**WORK TO BE COMPLETED**
Repeat all the records exactly, omitting pictures.

** BEGIN RECORD EXCERPTS **

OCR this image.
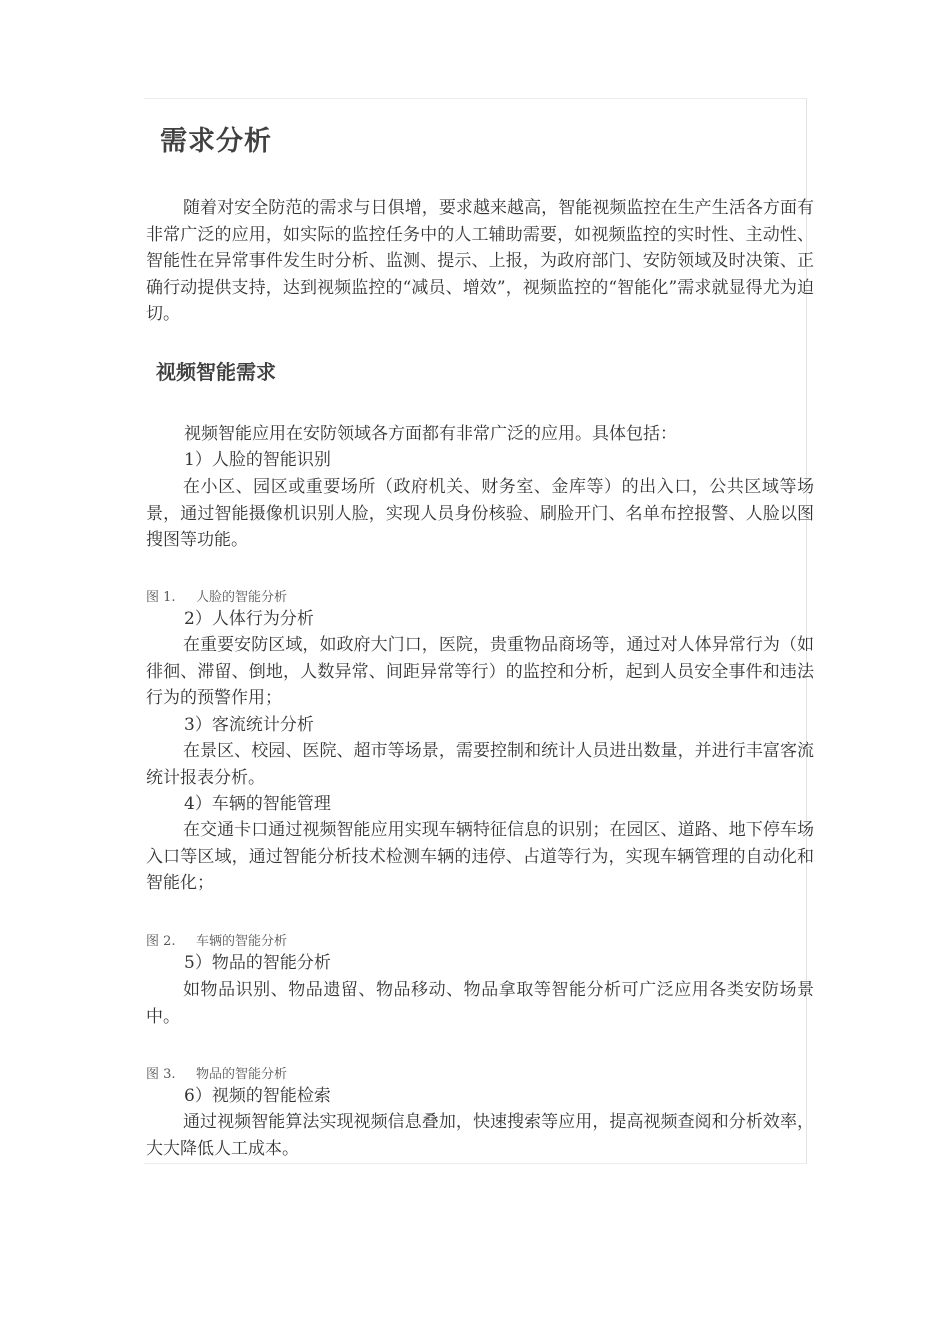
需求分析

随着对安全防范的需求与日俱增，要求越来越高，智能视频监控在生产生活各方面有非常广泛的应用，如实际的监控任务中的人工辅助需要，如视频监控的实时性、主动性、智能性在异常事件发生时分析、监测、提示、上报，为政府部门、安防领域及时决策、正确行动提供支持，达到视频监控的“减员、增效”，视频监控的“智能化”需求就显得尤为迫切。

视频智能需求
视频智能应用在安防领域各方面都有非常广泛的应用。具体包括：
1）人脸的智能识别

在小区、园区或重要场所（政府机关、财务室、金库等）的出入口，公共区域等场景，通过智能摄像机识别人脸，实现人员身份核验、刷脸开门、名单布控报警、人脸以图搜图等功能。

图 1. 人脸的智能分析
2）人体行为分析

在重要安防区域，如政府大门口，医院，贵重物品商场等，通过对人体异常行为（如徘徊、滞留、倒地，人数异常、间距异常等行）的监控和分析，起到人员安全事件和违法行为的预警作用；

3）客流统计分析

在景区、校园、医院、超市等场景，需要控制和统计人员进出数量，并进行丰富客流统计报表分析。

4）车辆的智能管理

在交通卡口通过视频智能应用实现车辆特征信息的识别；在园区、道路、地下停车场入口等区域，通过智能分析技术检测车辆的违停、占道等行为，实现车辆管理的自动化和智能化；

图 2. 车辆的智能分析
5）物品的智能分析

如物品识别、物品遗留、物品移动、物品拿取等智能分析可广泛应用各类安防场景中。

图 3. 物品的智能分析
6）视频的智能检索

通过视频智能算法实现视频信息叠加，快速搜索等应用，提高视频查阅和分析效率，大大降低人工成本。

** END RECORD EXCERPTS **

**EXERCISE SOLUTION**
OCR this image.
需求分析

随着对安全防范的需求与日俱增，要求越来越高，智能视频监控在生产生活各方面有非常广泛的应用，如实际的监控任务中的人工辅助需要，如视频监控的实时性、主动性、智能性在异常事件发生时分析、监测、提示、上报，为政府部门、安防领域及时决策、正确行动提供支持，达到视频监控的“减员、增效”，视频监控的“智能化”需求就显得尤为迫切。

视频智能需求
视频智能应用在安防领域各方面都有非常广泛的应用。具体包括：
1）人脸的智能识别

在小区、园区或重要场所（政府机关、财务室、金库等）的出入口，公共区域等场景，通过智能摄像机识别人脸，实现人员身份核验、刷脸开门、名单布控报警、人脸以图搜图等功能。

图 1. 人脸的智能分析
2）人体行为分析

在重要安防区域，如政府大门口，医院，贵重物品商场等，通过对人体异常行为（如徘徊、滞留、倒地，人数异常、间距异常等行）的监控和分析，起到人员安全事件和违法行为的预警作用；

3）客流统计分析

在景区、校园、医院、超市等场景，需要控制和统计人员进出数量，并进行丰富客流统计报表分析。

4）车辆的智能管理

在交通卡口通过视频智能应用实现车辆特征信息的识别；在园区、道路、地下停车场入口等区域，通过智能分析技术检测车辆的违停、占道等行为，实现车辆管理的自动化和智能化；

图 2. 车辆的智能分析
5）物品的智能分析

如物品识别、物品遗留、物品移动、物品拿取等智能分析可广泛应用各类安防场景中。

图 3. 物品的智能分析
6）视频的智能检索

通过视频智能算法实现视频信息叠加，快速搜索等应用，提高视频查阅和分析效率，大大降低人工成本。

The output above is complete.